BEGIN RECORDS

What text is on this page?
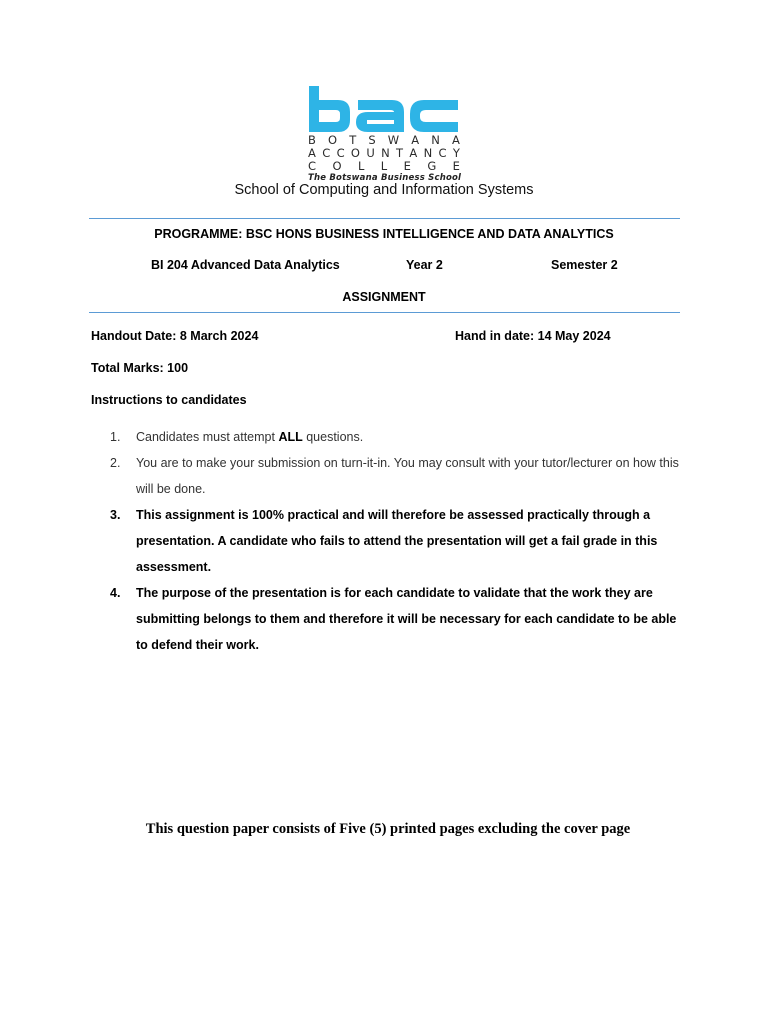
B O T S W A N A
A C C O U N T A N C Y
C O L L E G E
The Botswana Business School
School of Computing and Information Systems
PROGRAMME: BSC HONS BUSINESS INTELLIGENCE AND DATA ANALYTICS
BI 204 Advanced Data Analytics	Year 2	Semester 2
ASSIGNMENT
Handout Date: 8 March 2024	Hand in date: 14 May 2024
Total Marks: 100
Instructions to candidates
1. Candidates must attempt ALL questions.
2. You are to make your submission on turn-it-in. You may consult with your tutor/lecturer on how this will be done.
3. This assignment is 100% practical and will therefore be assessed practically through a presentation. A candidate who fails to attend the presentation will get a fail grade in this assessment.
4. The purpose of the presentation is for each candidate to validate that the work they are submitting belongs to them and therefore it will be necessary for each candidate to be able to defend their work.
This question paper consists of Five (5) printed pages excluding the cover page
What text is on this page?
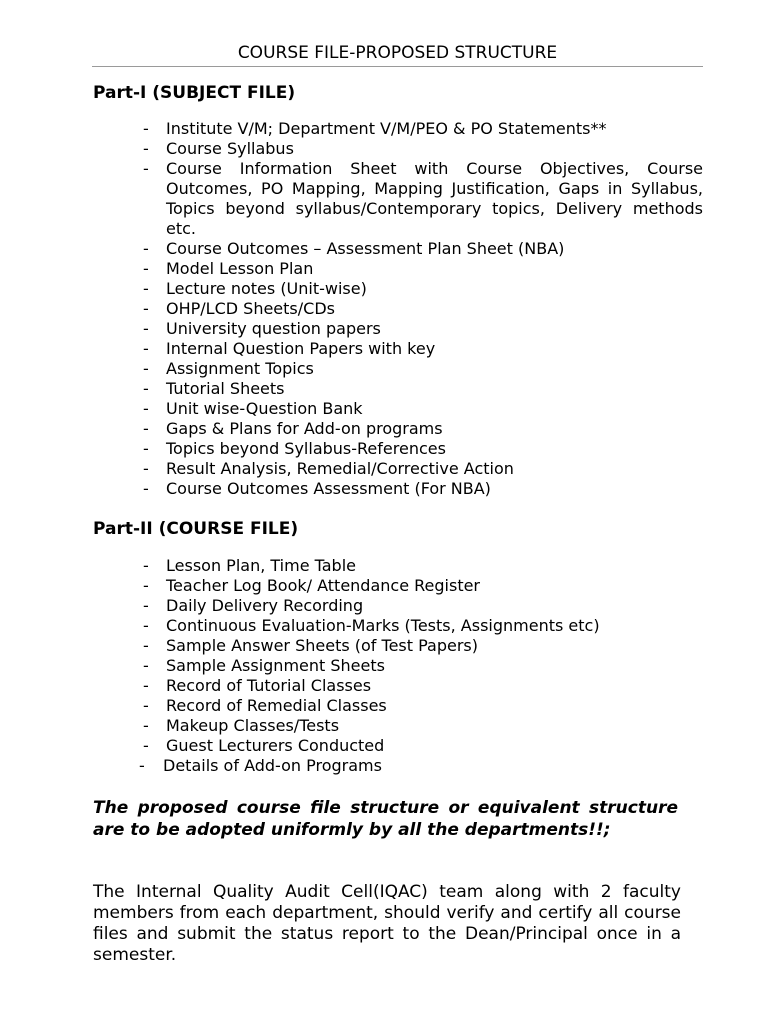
COURSE FILE-PROPOSED STRUCTURE
Part-I (SUBJECT FILE)
- Institute V/M; Department V/M/PEO & PO Statements**
- Course Syllabus
- Course Information Sheet with Course Objectives, Course Outcomes, PO Mapping, Mapping Justification, Gaps in Syllabus, Topics beyond syllabus/Contemporary topics, Delivery methods etc.
- Course Outcomes – Assessment Plan Sheet (NBA)
- Model Lesson Plan
- Lecture notes (Unit-wise)
- OHP/LCD Sheets/CDs
- University question papers
- Internal Question Papers with key
- Assignment Topics
- Tutorial Sheets
- Unit wise-Question Bank
- Gaps & Plans for Add-on programs
- Topics beyond Syllabus-References
- Result Analysis, Remedial/Corrective Action
- Course Outcomes Assessment (For NBA)
Part-II (COURSE FILE)
- Lesson Plan, Time Table
- Teacher Log Book/ Attendance Register
- Daily Delivery Recording
- Continuous Evaluation-Marks (Tests, Assignments etc)
- Sample Answer Sheets (of Test Papers)
- Sample Assignment Sheets
- Record of Tutorial Classes
- Record of Remedial Classes
- Makeup Classes/Tests
- Guest Lecturers Conducted
- Details of Add-on Programs

The proposed course file structure or equivalent structure are to be adopted uniformly by all the departments!!;

The Internal Quality Audit Cell(IQAC) team along with 2 faculty members from each department, should verify and certify all course files and submit the status report to the Dean/Principal once in a semester.
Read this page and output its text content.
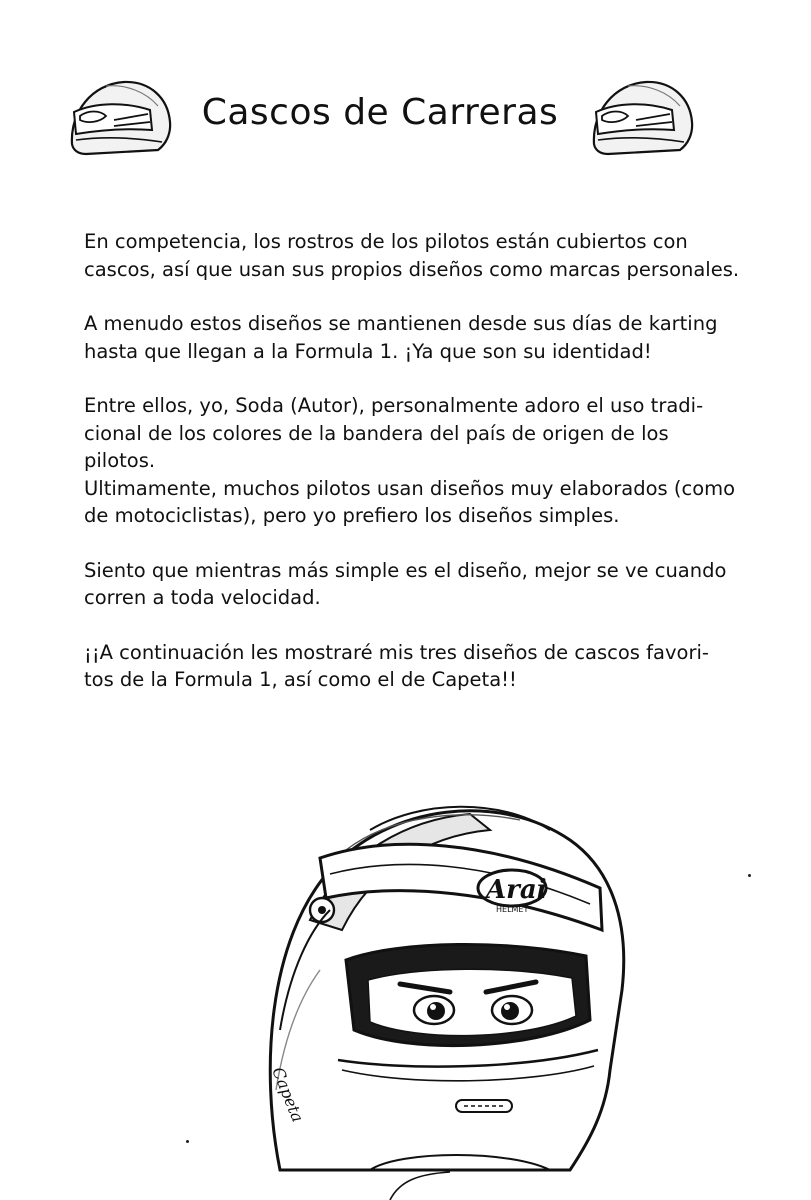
Cascos de Carreras

En competencia, los rostros de los pilotos están cubiertos con
cascos, así que usan sus propios diseños como marcas personales.

A menudo estos diseños se mantienen desde sus días de karting
hasta que llegan a la Formula 1. ¡Ya que son su identidad!

Entre ellos, yo, Soda (Autor), personalmente adoro el uso tradi-
cional de los colores de la bandera del país de origen de los pilotos.
Ultimamente, muchos pilotos usan diseños muy elaborados (como
de motociclistas), pero yo prefiero los diseños simples.

Siento que mientras más simple es el diseño, mejor se ve cuando
corren a toda velocidad.

¡¡A continuación les mostraré mis tres diseños de cascos favori-
tos de la Formula 1, así como el de Capeta!!

Arai
HELMET
Capeta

END RECORDS

Write every entry out again exactly, dropping the pictures.

> _FULL OUTPUT_
What text is on this page?
B O T S W A N A
A C C O U N T A N C Y
C O L L E G E
The Botswana Business School
School of Computing and Information Systems
PROGRAMME: BSC HONS BUSINESS INTELLIGENCE AND DATA ANALYTICS
BI 204 Advanced Data Analytics	Year 2	Semester 2
ASSIGNMENT
Handout Date: 8 March 2024	Hand in date: 14 May 2024
Total Marks: 100
Instructions to candidates
1. Candidates must attempt ALL questions.
2. You are to make your submission on turn-it-in. You may consult with your tutor/lecturer on how this will be done.
3. This assignment is 100% practical and will therefore be assessed practically through a presentation. A candidate who fails to attend the presentation will get a fail grade in this assessment.
4. The purpose of the presentation is for each candidate to validate that the work they are submitting belongs to them and therefore it will be necessary for each candidate to be able to defend their work.
This question paper consists of Five (5) printed pages excluding the cover page
What text is on this page?
COURSE FILE-PROPOSED STRUCTURE
Part-I (SUBJECT FILE)
- Institute V/M; Department V/M/PEO & PO Statements**
- Course Syllabus
- Course Information Sheet with Course Objectives, Course Outcomes, PO Mapping, Mapping Justification, Gaps in Syllabus, Topics beyond syllabus/Contemporary topics, Delivery methods etc.
- Course Outcomes – Assessment Plan Sheet (NBA)
- Model Lesson Plan
- Lecture notes (Unit-wise)
- OHP/LCD Sheets/CDs
- University question papers
- Internal Question Papers with key
- Assignment Topics
- Tutorial Sheets
- Unit wise-Question Bank
- Gaps & Plans for Add-on programs
- Topics beyond Syllabus-References
- Result Analysis, Remedial/Corrective Action
- Course Outcomes Assessment (For NBA)
Part-II (COURSE FILE)
- Lesson Plan, Time Table
- Teacher Log Book/ Attendance Register
- Daily Delivery Recording
- Continuous Evaluation-Marks (Tests, Assignments etc)
- Sample Answer Sheets (of Test Papers)
- Sample Assignment Sheets
- Record of Tutorial Classes
- Record of Remedial Classes
- Makeup Classes/Tests
- Guest Lecturers Conducted
- Details of Add-on Programs

The proposed course file structure or equivalent structure are to be adopted uniformly by all the departments!!;

The Internal Quality Audit Cell(IQAC) team along with 2 faculty members from each department, should verify and certify all course files and submit the status report to the Dean/Principal once in a semester.
Read this page and output its text content.
Cascos de Carreras

En competencia, los rostros de los pilotos están cubiertos con
cascos, así que usan sus propios diseños como marcas personales.

A menudo estos diseños se mantienen desde sus días de karting
hasta que llegan a la Formula 1. ¡Ya que son su identidad!

Entre ellos, yo, Soda (Autor), personalmente adoro el uso tradi-
cional de los colores de la bandera del país de origen de los pilotos.
Ultimamente, muchos pilotos usan diseños muy elaborados (como
de motociclistas), pero yo prefiero los diseños simples.

Siento que mientras más simple es el diseño, mejor se ve cuando
corren a toda velocidad.

¡¡A continuación les mostraré mis tres diseños de cascos favori-
tos de la Formula 1, así como el de Capeta!!

Arai
HELMET
Capeta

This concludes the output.